• Directive: In the listing below, locate the lines bearing the word "クエストメモリー". Copy every one of them.
[start of Entries]
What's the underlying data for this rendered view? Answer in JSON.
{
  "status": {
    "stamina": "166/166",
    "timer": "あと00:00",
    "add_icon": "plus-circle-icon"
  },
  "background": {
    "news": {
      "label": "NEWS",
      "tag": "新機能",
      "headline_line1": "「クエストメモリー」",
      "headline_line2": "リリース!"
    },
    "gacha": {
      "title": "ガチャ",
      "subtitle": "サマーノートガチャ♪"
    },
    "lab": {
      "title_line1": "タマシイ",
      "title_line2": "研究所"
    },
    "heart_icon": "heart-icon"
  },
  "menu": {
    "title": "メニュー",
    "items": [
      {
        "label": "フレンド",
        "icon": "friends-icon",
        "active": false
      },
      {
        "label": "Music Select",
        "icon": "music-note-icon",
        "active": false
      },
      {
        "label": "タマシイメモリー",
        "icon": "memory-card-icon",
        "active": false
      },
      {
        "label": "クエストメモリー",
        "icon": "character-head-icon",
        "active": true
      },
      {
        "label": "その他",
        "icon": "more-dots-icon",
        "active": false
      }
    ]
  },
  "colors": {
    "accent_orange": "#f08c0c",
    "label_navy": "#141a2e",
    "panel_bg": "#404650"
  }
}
[end of Entries]
• Output:
      "headline_line1": "「クエストメモリー」",
        "label": "クエストメモリー",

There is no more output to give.